Stored records:
○ ○ ○
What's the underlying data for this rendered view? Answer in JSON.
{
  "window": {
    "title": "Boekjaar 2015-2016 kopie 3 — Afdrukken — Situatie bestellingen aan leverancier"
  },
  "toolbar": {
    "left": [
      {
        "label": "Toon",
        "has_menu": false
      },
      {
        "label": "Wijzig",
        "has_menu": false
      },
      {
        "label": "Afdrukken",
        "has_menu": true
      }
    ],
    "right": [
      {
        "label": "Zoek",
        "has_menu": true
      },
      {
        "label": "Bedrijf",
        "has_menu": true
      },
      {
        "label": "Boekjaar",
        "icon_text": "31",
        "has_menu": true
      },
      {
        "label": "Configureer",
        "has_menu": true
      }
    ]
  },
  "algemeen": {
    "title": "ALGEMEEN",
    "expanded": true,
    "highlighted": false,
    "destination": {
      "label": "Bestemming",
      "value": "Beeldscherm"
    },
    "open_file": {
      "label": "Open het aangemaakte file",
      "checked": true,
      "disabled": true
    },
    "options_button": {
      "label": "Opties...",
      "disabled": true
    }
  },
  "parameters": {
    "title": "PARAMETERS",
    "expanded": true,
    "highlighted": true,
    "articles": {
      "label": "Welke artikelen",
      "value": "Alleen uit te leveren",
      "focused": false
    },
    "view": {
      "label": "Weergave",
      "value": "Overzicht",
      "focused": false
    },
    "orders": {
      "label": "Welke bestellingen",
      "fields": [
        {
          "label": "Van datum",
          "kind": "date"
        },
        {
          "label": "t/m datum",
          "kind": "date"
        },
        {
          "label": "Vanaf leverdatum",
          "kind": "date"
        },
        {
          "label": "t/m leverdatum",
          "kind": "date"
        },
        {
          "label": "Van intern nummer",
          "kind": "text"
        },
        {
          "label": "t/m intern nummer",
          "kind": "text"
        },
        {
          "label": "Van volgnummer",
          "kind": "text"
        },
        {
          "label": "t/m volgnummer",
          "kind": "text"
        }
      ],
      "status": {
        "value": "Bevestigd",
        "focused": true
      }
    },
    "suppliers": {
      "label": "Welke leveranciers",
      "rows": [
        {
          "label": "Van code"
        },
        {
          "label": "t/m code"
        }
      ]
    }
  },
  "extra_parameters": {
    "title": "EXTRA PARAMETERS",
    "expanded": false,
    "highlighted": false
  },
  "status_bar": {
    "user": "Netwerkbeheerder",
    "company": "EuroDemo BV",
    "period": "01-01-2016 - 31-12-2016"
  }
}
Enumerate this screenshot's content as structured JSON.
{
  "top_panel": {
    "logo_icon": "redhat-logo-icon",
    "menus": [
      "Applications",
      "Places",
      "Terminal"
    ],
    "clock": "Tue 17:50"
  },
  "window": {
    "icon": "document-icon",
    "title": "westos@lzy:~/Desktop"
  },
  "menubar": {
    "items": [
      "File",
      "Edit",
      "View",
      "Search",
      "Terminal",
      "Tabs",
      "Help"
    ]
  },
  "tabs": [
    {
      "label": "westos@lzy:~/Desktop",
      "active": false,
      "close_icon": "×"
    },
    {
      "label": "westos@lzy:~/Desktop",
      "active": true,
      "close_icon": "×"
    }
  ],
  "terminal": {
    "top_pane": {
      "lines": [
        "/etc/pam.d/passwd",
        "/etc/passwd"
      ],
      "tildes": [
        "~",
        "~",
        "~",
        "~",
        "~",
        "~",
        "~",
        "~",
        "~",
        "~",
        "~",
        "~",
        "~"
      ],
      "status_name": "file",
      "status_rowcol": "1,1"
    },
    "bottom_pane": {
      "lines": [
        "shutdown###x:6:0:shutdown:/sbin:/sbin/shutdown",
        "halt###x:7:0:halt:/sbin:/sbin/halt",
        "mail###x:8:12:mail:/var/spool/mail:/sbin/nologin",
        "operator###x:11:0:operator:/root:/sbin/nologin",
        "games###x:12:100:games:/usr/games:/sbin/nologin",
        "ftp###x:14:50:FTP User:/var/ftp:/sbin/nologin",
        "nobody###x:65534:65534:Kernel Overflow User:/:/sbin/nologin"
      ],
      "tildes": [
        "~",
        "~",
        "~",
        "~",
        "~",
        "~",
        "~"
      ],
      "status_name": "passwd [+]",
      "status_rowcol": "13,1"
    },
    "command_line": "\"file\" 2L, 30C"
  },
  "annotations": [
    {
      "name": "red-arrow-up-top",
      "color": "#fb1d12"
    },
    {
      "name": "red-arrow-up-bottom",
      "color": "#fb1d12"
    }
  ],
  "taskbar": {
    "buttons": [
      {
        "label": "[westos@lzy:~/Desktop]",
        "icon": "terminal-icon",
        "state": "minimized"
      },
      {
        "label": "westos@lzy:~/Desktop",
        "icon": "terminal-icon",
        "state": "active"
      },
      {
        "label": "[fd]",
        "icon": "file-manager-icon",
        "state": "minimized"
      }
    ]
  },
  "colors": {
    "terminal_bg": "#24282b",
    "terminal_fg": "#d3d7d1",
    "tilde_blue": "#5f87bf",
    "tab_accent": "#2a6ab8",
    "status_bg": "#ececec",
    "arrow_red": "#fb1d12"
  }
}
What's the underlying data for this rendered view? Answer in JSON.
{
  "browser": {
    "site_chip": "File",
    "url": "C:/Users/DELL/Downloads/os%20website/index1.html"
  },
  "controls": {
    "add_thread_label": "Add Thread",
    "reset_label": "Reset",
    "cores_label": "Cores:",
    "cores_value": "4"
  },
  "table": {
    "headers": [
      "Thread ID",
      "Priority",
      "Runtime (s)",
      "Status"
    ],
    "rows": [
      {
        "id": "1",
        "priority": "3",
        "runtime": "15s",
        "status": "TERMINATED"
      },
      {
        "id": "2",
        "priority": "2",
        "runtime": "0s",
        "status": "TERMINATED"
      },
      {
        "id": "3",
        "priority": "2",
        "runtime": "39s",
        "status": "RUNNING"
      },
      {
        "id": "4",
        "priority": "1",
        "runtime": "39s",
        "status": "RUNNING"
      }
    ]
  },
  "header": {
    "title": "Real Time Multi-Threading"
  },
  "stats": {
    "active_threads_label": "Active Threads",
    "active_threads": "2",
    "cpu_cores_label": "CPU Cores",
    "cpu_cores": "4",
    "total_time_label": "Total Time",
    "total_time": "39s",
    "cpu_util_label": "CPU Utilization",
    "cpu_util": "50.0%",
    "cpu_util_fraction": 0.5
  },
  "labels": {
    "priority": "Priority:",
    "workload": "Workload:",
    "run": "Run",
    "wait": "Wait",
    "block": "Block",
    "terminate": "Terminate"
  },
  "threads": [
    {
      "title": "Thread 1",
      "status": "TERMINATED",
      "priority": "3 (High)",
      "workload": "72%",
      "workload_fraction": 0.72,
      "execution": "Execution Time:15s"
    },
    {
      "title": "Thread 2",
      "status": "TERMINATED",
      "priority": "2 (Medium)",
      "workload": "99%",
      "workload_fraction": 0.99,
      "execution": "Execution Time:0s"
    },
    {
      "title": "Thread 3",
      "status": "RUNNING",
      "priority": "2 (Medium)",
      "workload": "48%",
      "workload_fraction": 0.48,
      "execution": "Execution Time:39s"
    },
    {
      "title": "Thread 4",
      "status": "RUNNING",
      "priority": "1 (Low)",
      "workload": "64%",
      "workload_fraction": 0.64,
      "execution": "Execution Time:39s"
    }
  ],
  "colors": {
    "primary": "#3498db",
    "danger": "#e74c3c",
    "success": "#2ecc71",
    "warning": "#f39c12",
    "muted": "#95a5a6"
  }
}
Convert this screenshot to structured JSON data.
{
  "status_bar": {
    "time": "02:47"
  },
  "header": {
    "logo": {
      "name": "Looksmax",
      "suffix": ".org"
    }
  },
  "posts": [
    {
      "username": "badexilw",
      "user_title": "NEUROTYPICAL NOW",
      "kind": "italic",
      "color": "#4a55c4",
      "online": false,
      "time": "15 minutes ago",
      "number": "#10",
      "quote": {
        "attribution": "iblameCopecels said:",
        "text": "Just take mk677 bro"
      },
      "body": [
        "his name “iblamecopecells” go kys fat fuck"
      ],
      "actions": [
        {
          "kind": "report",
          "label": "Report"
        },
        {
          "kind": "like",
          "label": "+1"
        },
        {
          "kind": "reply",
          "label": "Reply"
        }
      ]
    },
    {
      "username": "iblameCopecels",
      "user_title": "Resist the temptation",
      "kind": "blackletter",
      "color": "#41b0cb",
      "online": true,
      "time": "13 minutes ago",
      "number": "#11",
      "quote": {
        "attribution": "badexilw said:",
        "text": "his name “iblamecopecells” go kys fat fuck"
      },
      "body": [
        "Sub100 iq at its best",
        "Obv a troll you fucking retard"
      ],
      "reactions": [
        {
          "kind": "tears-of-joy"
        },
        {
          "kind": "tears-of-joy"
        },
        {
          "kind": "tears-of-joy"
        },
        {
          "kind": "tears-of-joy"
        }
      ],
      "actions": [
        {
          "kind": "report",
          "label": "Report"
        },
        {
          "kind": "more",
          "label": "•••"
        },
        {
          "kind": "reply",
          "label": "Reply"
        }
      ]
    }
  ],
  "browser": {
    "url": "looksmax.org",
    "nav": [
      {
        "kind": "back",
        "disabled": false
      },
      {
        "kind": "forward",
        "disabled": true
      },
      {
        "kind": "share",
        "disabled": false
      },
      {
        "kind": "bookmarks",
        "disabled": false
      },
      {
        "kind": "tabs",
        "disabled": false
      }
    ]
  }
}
○ ○ ○
§ Exercise details: Of the lines above, copy each that contains "said".

§ Completed task:
        "attribution": "iblameCopecels said:",
        "attribution": "badexilw said:",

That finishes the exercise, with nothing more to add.